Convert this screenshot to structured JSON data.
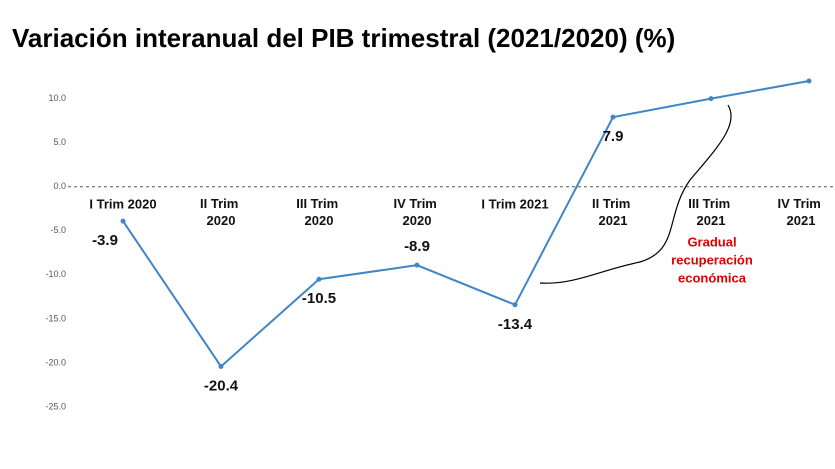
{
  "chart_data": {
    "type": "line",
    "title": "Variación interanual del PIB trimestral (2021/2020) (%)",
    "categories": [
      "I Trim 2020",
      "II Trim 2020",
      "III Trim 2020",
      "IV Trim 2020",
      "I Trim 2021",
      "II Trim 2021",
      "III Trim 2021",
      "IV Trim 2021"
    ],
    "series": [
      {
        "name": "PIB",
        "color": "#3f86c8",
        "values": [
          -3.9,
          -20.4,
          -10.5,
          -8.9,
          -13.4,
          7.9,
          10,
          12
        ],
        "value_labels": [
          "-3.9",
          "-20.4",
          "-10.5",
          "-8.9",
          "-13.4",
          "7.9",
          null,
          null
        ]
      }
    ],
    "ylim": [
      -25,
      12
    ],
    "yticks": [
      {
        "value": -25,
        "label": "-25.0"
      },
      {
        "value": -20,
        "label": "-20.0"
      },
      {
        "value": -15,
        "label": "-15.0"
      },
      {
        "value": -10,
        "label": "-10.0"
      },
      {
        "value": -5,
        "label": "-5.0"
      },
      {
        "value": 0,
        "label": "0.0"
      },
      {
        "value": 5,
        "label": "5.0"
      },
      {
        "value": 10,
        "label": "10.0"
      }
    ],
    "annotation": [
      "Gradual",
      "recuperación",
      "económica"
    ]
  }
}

--

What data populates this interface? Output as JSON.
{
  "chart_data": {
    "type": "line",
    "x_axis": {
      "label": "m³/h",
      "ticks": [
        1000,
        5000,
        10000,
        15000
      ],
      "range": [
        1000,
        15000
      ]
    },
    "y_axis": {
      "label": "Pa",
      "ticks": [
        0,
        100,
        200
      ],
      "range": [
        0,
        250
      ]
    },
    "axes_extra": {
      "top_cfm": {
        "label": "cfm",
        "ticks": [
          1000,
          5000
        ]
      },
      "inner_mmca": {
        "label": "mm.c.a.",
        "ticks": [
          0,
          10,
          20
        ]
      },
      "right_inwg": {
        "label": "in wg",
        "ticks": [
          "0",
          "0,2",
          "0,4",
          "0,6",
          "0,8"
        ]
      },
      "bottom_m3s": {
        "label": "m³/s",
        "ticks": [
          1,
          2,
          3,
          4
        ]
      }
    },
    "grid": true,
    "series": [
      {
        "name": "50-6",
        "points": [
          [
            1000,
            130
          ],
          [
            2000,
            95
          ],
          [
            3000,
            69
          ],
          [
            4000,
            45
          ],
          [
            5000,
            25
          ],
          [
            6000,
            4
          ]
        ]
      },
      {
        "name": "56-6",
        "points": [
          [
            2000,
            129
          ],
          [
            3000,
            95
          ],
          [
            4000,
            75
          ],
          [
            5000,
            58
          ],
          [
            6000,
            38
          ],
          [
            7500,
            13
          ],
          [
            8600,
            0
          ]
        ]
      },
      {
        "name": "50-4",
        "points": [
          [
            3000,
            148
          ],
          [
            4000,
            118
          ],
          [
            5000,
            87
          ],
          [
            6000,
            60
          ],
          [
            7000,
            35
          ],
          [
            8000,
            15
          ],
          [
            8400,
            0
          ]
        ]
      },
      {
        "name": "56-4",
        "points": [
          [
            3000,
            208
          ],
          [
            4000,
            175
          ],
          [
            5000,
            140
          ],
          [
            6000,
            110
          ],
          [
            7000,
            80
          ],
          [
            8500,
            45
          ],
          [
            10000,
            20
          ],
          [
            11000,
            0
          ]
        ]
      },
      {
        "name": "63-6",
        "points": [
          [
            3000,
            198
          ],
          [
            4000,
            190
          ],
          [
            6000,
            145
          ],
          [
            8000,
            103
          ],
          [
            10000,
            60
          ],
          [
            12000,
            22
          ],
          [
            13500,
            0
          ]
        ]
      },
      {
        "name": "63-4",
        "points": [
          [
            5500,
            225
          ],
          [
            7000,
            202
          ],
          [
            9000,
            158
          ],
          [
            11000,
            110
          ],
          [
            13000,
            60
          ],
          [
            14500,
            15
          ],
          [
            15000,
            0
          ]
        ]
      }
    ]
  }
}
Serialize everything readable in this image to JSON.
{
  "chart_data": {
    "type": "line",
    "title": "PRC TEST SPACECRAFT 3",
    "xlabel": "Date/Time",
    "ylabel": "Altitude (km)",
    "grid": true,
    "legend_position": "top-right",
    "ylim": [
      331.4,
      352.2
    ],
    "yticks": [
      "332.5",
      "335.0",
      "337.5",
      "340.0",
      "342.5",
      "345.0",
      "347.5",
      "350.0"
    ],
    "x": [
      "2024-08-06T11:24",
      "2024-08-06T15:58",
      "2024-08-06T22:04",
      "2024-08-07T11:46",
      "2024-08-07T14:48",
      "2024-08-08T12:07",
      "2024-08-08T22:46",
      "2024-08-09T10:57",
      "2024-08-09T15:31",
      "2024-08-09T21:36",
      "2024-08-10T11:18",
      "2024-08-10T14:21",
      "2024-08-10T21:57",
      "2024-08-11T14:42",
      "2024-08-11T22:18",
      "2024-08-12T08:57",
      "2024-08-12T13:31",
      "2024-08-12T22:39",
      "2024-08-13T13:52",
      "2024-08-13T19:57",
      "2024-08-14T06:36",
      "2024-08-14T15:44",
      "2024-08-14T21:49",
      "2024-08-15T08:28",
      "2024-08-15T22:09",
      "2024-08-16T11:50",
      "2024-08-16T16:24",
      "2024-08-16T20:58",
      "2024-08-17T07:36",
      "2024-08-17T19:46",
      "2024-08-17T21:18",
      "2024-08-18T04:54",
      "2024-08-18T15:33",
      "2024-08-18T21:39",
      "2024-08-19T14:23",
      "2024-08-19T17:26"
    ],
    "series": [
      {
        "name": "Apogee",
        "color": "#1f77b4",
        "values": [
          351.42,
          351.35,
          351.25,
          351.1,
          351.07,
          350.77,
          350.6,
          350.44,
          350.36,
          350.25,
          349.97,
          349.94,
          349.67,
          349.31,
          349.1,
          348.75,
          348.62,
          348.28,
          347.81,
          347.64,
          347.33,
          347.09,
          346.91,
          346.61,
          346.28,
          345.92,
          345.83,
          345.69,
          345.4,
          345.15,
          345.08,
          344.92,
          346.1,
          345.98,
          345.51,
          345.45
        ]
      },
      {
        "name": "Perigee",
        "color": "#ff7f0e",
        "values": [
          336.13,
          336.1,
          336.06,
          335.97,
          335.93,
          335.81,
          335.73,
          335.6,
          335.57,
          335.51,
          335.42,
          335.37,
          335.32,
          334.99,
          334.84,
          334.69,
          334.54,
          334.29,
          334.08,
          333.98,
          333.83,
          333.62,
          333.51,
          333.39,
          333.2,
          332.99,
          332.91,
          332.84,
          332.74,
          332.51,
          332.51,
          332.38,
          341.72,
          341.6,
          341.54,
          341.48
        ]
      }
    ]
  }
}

▶ **WHAT THE TASK REQUIRES**
Scan the material above for the string "color" and return the lines that hold it.

▶ **RESPONSE**
        "color": "#3f86c8",
        "color": "#1f77b4",
        "color": "#ff7f0e",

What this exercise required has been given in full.